Written instruction:
Reproduce all of the records exactly.

Data to use:
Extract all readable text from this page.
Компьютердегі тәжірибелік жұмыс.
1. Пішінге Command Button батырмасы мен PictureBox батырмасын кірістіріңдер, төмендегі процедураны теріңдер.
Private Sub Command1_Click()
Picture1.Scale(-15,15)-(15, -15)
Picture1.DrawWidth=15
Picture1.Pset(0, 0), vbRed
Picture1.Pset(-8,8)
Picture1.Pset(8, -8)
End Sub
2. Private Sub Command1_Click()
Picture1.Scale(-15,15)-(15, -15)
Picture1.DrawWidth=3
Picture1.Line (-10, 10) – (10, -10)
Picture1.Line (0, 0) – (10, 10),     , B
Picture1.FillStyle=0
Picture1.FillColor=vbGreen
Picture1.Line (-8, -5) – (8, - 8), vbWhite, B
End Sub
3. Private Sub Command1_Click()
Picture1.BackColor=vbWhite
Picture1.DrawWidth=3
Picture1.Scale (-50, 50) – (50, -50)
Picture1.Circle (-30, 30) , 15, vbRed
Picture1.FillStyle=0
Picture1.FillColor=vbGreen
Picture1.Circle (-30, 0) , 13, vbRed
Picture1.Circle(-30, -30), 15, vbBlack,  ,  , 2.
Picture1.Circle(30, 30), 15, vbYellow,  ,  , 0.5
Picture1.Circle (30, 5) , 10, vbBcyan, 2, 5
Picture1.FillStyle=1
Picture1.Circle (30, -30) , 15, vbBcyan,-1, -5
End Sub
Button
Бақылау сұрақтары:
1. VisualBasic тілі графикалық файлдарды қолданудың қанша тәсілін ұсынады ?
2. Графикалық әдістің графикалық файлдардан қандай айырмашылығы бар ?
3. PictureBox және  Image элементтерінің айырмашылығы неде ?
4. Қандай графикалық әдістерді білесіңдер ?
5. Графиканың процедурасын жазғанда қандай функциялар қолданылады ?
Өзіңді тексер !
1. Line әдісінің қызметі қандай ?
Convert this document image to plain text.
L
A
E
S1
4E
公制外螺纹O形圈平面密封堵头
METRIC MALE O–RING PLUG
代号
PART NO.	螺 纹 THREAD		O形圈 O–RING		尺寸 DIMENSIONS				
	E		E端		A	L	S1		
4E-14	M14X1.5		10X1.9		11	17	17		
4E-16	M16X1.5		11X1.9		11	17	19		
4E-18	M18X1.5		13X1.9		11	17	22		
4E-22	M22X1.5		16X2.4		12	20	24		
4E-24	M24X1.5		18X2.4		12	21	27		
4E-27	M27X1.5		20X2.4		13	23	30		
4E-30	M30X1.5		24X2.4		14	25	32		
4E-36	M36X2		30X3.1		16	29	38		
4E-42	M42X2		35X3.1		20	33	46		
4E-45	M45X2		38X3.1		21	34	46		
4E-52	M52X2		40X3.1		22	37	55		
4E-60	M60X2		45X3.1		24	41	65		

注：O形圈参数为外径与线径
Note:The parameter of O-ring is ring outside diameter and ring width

Expected output:
Extract all readable text from this page.
Компьютердегі тәжірибелік жұмыс.
1. Пішінге Command Button батырмасы мен PictureBox батырмасын кірістіріңдер, төмендегі процедураны теріңдер.
Private Sub Command1_Click()
Picture1.Scale(-15,15)-(15, -15)
Picture1.DrawWidth=15
Picture1.Pset(0, 0), vbRed
Picture1.Pset(-8,8)
Picture1.Pset(8, -8)
End Sub
2. Private Sub Command1_Click()
Picture1.Scale(-15,15)-(15, -15)
Picture1.DrawWidth=3
Picture1.Line (-10, 10) – (10, -10)
Picture1.Line (0, 0) – (10, 10),     , B
Picture1.FillStyle=0
Picture1.FillColor=vbGreen
Picture1.Line (-8, -5) – (8, - 8), vbWhite, B
End Sub
3. Private Sub Command1_Click()
Picture1.BackColor=vbWhite
Picture1.DrawWidth=3
Picture1.Scale (-50, 50) – (50, -50)
Picture1.Circle (-30, 30) , 15, vbRed
Picture1.FillStyle=0
Picture1.FillColor=vbGreen
Picture1.Circle (-30, 0) , 13, vbRed
Picture1.Circle(-30, -30), 15, vbBlack,  ,  , 2.
Picture1.Circle(30, 30), 15, vbYellow,  ,  , 0.5
Picture1.Circle (30, 5) , 10, vbBcyan, 2, 5
Picture1.FillStyle=1
Picture1.Circle (30, -30) , 15, vbBcyan,-1, -5
End Sub
Button
Бақылау сұрақтары:
1. VisualBasic тілі графикалық файлдарды қолданудың қанша тәсілін ұсынады ?
2. Графикалық әдістің графикалық файлдардан қандай айырмашылығы бар ?
3. PictureBox және  Image элементтерінің айырмашылығы неде ?
4. Қандай графикалық әдістерді білесіңдер ?
5. Графиканың процедурасын жазғанда қандай функциялар қолданылады ?
Өзіңді тексер !
1. Line әдісінің қызметі қандай ?
Convert this document image to plain text.
L
A
E
S1
4E
公制外螺纹O形圈平面密封堵头
METRIC MALE O–RING PLUG
代号
PART NO.	螺 纹 THREAD		O形圈 O–RING		尺寸 DIMENSIONS				
	E		E端		A	L	S1		
4E-14	M14X1.5		10X1.9		11	17	17		
4E-16	M16X1.5		11X1.9		11	17	19		
4E-18	M18X1.5		13X1.9		11	17	22		
4E-22	M22X1.5		16X2.4		12	20	24		
4E-24	M24X1.5		18X2.4		12	21	27		
4E-27	M27X1.5		20X2.4		13	23	30		
4E-30	M30X1.5		24X2.4		14	25	32		
4E-36	M36X2		30X3.1		16	29	38		
4E-42	M42X2		35X3.1		20	33	46		
4E-45	M45X2		38X3.1		21	34	46		
4E-52	M52X2		40X3.1		22	37	55		
4E-60	M60X2		45X3.1		24	41	65		

注：O形圈参数为外径与线径
Note:The parameter of O-ring is ring outside diameter and ring width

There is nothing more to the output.